[Set problem] Give only the count of lines containing "this".

(Records from a collection of figures)
------------

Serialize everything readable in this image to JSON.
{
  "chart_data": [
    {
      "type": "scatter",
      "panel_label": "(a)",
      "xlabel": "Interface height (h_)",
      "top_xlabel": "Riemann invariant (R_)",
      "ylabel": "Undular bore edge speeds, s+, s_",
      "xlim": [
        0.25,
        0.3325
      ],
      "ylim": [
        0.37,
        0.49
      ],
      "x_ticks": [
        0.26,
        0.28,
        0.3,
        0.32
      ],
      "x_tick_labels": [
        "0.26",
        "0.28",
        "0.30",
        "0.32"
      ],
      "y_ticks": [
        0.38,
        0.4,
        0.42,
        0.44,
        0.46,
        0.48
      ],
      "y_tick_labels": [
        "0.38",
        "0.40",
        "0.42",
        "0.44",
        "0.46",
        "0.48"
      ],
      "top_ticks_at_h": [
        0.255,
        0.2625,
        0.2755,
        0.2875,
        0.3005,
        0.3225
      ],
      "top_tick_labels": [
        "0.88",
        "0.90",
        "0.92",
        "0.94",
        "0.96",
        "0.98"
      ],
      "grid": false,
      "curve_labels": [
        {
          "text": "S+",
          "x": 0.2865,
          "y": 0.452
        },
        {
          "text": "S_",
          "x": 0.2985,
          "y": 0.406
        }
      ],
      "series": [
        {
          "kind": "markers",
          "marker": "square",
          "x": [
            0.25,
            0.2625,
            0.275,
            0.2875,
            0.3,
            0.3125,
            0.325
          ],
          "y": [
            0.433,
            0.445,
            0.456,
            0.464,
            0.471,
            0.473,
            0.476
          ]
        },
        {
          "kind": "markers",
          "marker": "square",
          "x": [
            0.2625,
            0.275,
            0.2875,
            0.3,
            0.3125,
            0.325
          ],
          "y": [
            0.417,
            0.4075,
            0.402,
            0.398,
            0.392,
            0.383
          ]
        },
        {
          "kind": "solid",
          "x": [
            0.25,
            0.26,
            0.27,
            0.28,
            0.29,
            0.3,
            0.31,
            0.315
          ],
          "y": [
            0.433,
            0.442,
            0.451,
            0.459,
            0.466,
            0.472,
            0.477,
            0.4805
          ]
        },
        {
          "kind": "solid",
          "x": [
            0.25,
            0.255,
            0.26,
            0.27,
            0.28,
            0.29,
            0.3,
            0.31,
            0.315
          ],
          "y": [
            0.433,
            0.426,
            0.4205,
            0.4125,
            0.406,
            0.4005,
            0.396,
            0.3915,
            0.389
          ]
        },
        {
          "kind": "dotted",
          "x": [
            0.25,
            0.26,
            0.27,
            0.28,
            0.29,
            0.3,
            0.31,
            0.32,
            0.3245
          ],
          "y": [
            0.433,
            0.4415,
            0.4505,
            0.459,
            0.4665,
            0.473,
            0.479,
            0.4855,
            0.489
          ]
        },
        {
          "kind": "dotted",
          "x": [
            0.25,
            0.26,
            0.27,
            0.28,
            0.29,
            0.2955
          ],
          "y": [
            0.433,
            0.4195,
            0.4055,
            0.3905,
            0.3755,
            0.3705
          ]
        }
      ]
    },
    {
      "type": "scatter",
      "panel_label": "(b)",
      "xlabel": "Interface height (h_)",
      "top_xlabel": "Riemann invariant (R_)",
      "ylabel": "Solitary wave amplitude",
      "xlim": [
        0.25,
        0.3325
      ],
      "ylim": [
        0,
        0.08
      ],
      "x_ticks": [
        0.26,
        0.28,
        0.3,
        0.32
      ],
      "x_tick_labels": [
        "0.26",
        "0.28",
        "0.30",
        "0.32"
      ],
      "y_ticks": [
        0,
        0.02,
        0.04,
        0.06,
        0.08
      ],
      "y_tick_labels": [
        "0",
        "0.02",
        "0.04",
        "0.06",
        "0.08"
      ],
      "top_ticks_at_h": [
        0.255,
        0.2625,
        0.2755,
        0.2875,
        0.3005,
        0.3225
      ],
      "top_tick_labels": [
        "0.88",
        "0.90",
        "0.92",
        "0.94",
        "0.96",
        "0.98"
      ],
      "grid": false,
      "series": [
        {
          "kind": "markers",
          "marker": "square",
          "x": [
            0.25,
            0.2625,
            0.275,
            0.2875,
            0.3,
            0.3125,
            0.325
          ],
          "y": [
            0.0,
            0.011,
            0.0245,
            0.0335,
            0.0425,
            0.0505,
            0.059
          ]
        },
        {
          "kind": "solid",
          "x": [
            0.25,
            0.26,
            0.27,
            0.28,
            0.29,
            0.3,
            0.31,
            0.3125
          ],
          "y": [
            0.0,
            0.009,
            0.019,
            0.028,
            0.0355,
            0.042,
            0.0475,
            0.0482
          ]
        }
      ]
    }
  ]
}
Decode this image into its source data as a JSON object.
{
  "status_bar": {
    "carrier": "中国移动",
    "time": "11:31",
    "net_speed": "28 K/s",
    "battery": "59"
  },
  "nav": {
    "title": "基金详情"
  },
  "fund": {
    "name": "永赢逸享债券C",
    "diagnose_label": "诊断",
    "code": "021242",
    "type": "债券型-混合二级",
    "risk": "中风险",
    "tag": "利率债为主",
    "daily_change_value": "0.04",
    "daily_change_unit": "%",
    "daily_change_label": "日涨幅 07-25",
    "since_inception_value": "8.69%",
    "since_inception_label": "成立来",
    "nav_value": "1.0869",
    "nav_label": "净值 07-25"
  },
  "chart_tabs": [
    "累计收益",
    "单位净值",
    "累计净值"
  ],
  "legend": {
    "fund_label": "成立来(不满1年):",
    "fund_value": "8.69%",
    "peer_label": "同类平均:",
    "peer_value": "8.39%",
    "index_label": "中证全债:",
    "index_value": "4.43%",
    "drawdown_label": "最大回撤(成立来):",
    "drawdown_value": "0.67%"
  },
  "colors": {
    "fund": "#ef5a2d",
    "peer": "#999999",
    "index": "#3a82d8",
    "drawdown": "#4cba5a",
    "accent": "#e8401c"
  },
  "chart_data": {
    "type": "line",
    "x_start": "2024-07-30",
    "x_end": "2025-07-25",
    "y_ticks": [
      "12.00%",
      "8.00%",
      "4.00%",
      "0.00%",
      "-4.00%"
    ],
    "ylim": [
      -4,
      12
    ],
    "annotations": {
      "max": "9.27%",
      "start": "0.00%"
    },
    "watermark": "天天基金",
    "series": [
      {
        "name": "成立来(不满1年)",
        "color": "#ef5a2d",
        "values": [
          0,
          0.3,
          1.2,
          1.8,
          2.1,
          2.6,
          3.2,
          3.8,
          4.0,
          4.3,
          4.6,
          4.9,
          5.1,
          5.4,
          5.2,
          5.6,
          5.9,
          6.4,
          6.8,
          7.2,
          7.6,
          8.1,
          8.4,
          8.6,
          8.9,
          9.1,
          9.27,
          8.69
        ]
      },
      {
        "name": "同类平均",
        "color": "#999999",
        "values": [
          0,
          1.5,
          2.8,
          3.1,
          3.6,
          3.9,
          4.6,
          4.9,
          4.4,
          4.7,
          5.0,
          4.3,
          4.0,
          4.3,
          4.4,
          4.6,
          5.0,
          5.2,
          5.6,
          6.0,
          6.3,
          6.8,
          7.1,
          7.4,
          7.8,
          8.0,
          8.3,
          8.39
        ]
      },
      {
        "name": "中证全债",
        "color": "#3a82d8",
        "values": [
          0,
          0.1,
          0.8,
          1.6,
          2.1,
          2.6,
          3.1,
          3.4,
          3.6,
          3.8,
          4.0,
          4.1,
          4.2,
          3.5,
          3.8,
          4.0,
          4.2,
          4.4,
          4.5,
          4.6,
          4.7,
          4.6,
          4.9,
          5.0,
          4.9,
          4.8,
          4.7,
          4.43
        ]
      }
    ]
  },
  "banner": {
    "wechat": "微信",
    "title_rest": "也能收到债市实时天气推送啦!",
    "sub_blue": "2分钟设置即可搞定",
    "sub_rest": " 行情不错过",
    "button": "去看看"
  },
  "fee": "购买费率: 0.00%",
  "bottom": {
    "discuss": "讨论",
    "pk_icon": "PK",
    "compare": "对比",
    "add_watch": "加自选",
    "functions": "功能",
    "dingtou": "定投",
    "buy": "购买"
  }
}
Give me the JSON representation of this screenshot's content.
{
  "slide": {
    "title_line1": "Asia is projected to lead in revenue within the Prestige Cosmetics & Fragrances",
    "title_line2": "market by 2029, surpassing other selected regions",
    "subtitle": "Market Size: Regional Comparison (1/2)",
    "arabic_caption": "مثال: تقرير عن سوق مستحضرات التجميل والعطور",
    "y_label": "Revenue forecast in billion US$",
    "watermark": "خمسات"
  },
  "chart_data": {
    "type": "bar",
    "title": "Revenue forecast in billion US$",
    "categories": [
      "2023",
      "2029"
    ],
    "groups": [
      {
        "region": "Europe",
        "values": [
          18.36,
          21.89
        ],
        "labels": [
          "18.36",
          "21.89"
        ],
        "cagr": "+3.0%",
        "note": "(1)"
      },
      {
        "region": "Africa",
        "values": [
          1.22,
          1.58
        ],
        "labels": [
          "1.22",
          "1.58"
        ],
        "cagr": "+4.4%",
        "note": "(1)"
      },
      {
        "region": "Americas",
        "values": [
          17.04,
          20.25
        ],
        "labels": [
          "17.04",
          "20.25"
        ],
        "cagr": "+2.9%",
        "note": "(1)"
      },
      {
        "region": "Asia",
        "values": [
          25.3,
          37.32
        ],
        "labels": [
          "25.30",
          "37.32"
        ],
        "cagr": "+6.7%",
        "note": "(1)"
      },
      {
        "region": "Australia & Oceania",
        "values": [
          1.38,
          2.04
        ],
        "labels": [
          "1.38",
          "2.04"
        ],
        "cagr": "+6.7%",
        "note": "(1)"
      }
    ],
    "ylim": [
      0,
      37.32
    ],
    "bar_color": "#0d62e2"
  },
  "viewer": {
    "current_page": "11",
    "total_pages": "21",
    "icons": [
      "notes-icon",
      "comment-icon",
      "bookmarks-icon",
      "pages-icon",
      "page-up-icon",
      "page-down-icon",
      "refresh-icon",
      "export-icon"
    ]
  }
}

------------

[Correct output] 3